┌────────

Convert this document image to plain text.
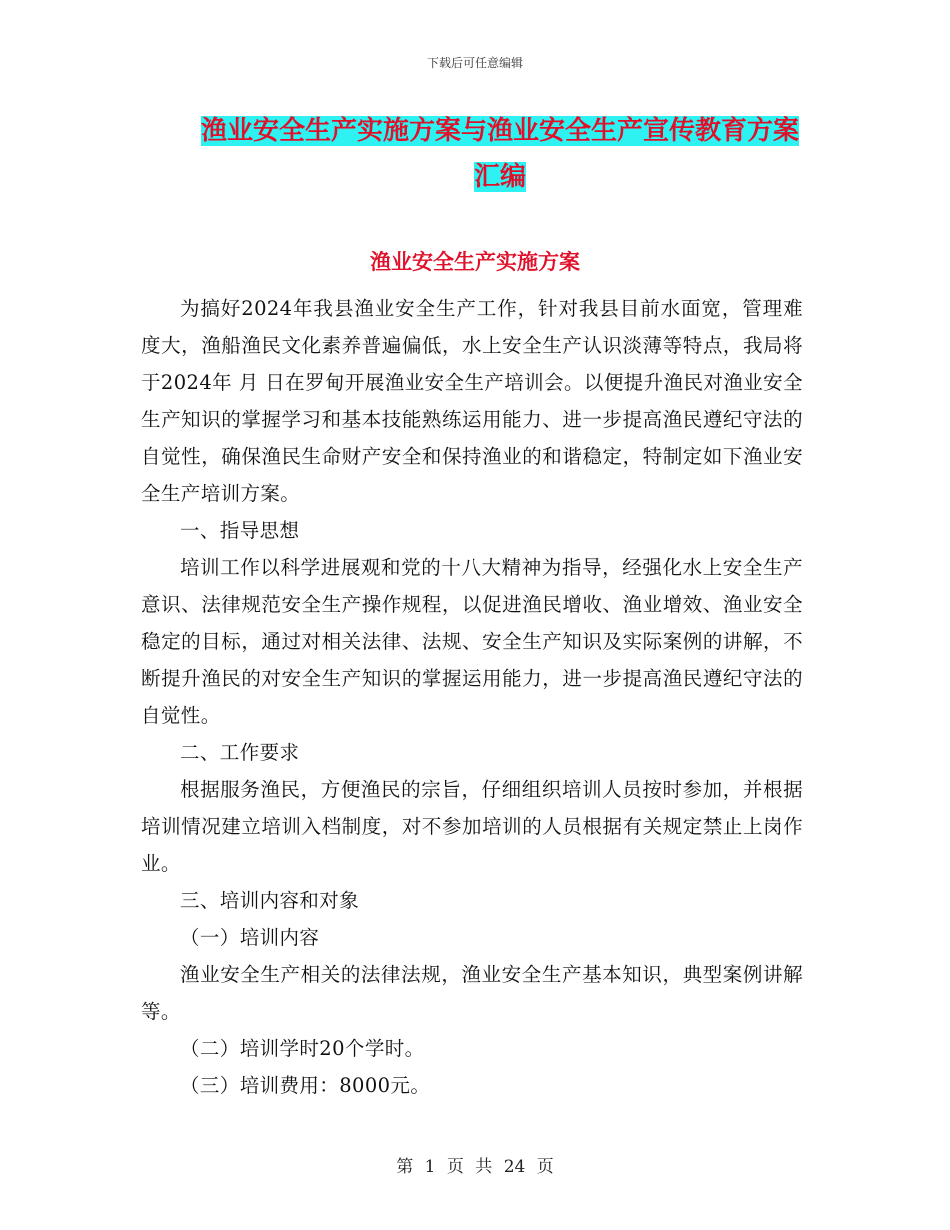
下载后可任意编辑
渔业安全生产实施方案与渔业安全生产宣传教育方案汇编
渔业安全生产实施方案

为搞好2024年我县渔业安全生产工作，针对我县目前水面宽，管理难度大，渔船渔民文化素养普遍偏低，水上安全生产认识淡薄等特点，我局将于2024年 月 日在罗甸开展渔业安全生产培训会。以便提升渔民对渔业安全生产知识的掌握学习和基本技能熟练运用能力、进一步提高渔民遵纪守法的自觉性，确保渔民生命财产安全和保持渔业的和谐稳定，特制定如下渔业安全生产培训方案。

一、指导思想

培训工作以科学进展观和党的十八大精神为指导，经强化水上安全生产意识、法律规范安全生产操作规程，以促进渔民增收、渔业增效、渔业安全稳定的目标，通过对相关法律、法规、安全生产知识及实际案例的讲解，不断提升渔民的对安全生产知识的掌握运用能力，进一步提高渔民遵纪守法的自觉性。

二、工作要求

根据服务渔民，方便渔民的宗旨，仔细组织培训人员按时参加，并根据培训情况建立培训入档制度，对不参加培训的人员根据有关规定禁止上岗作业。

三、培训内容和对象

（一）培训内容

渔业安全生产相关的法律法规，渔业安全生产基本知识，典型案例讲解等。

（二）培训学时20个学时。

（三）培训费用：8000元。

第 1 页 共 24 页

└────────

• _Problem to work on_
Go through the material line by line. Show each line that contains the string "进一步提高渔民遵纪守法的自觉性".

• _The completed task_
为搞好2024年我县渔业安全生产工作，针对我县目前水面宽，管理难度大，渔船渔民文化素养普遍偏低，水上安全生产认识淡薄等特点，我局将于2024年 月 日在罗甸开展渔业安全生产培训会。以便提升渔民对渔业安全生产知识的掌握学习和基本技能熟练运用能力、进一步提高渔民遵纪守法的自觉性，确保渔民生命财产安全和保持渔业的和谐稳定，特制定如下渔业安全生产培训方案。
培训工作以科学进展观和党的十八大精神为指导，经强化水上安全生产意识、法律规范安全生产操作规程，以促进渔民增收、渔业增效、渔业安全稳定的目标，通过对相关法律、法规、安全生产知识及实际案例的讲解，不断提升渔民的对安全生产知识的掌握运用能力，进一步提高渔民遵纪守法的自觉性。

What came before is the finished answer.